**What is needed:**
Restate the material word for word and leave out anything that is a picture.
= = = = = = =
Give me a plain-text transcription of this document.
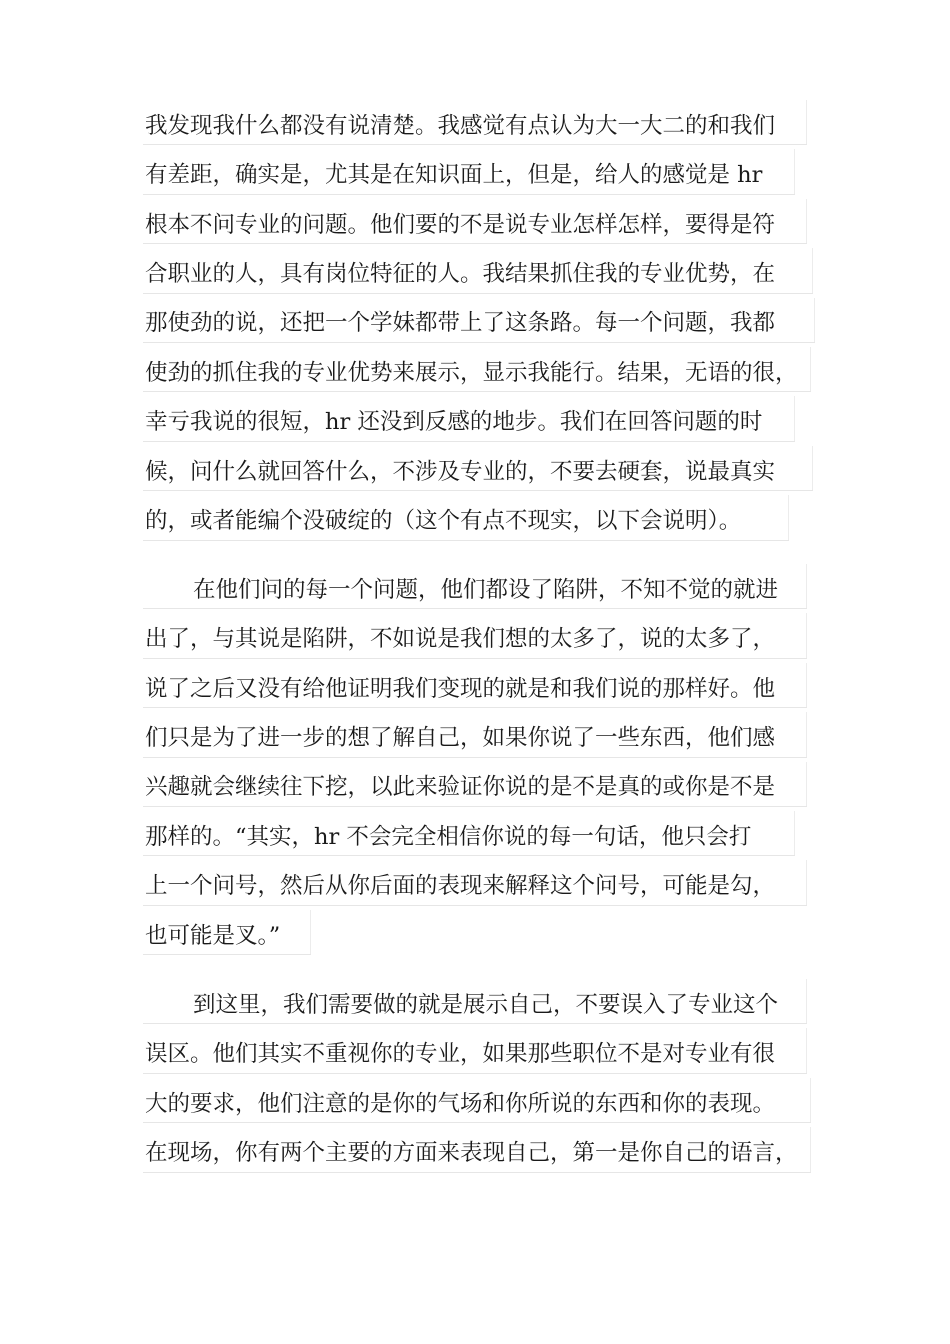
我发现我什么都没有说清楚。我感觉有点认为大一大二的和我们
有差距，确实是，尤其是在知识面上，但是，给人的感觉是 hr
根本不问专业的问题。他们要的不是说专业怎样怎样，要得是符
合职业的人，具有岗位特征的人。我结果抓住我的专业优势，在
那使劲的说，还把一个学妹都带上了这条路。每一个问题，我都
使劲的抓住我的专业优势来展示，显示我能行。结果，无语的很，
幸亏我说的很短，hr 还没到反感的地步。我们在回答问题的时
候，问什么就回答什么，不涉及专业的，不要去硬套，说最真实
的，或者能编个没破绽的（这个有点不现实，以下会说明）。
在他们问的每一个问题，他们都设了陷阱，不知不觉的就进
出了，与其说是陷阱，不如说是我们想的太多了，说的太多了，
说了之后又没有给他证明我们变现的就是和我们说的那样好。他
们只是为了进一步的想了解自己，如果你说了一些东西，他们感
兴趣就会继续往下挖，以此来验证你说的是不是真的或你是不是
那样的。“其实，hr 不会完全相信你说的每一句话，他只会打
上一个问号，然后从你后面的表现来解释这个问号，可能是勾，
也可能是叉。”
到这里，我们需要做的就是展示自己，不要误入了专业这个
误区。他们其实不重视你的专业，如果那些职位不是对专业有很
大的要求，他们注意的是你的气场和你所说的东西和你的表现。
在现场，你有两个主要的方面来表现自己，第一是你自己的语言，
= = = = = = =
**Output of the exercise:**
Give me a plain-text transcription of this document.
我发现我什么都没有说清楚。我感觉有点认为大一大二的和我们
有差距，确实是，尤其是在知识面上，但是，给人的感觉是 hr
根本不问专业的问题。他们要的不是说专业怎样怎样，要得是符
合职业的人，具有岗位特征的人。我结果抓住我的专业优势，在
那使劲的说，还把一个学妹都带上了这条路。每一个问题，我都
使劲的抓住我的专业优势来展示，显示我能行。结果，无语的很，
幸亏我说的很短，hr 还没到反感的地步。我们在回答问题的时
候，问什么就回答什么，不涉及专业的，不要去硬套，说最真实
的，或者能编个没破绽的（这个有点不现实，以下会说明）。
在他们问的每一个问题，他们都设了陷阱，不知不觉的就进
出了，与其说是陷阱，不如说是我们想的太多了，说的太多了，
说了之后又没有给他证明我们变现的就是和我们说的那样好。他
们只是为了进一步的想了解自己，如果你说了一些东西，他们感
兴趣就会继续往下挖，以此来验证你说的是不是真的或你是不是
那样的。“其实，hr 不会完全相信你说的每一句话，他只会打
上一个问号，然后从你后面的表现来解释这个问号，可能是勾，
也可能是叉。”
到这里，我们需要做的就是展示自己，不要误入了专业这个
误区。他们其实不重视你的专业，如果那些职位不是对专业有很
大的要求，他们注意的是你的气场和你所说的东西和你的表现。
在现场，你有两个主要的方面来表现自己，第一是你自己的语言，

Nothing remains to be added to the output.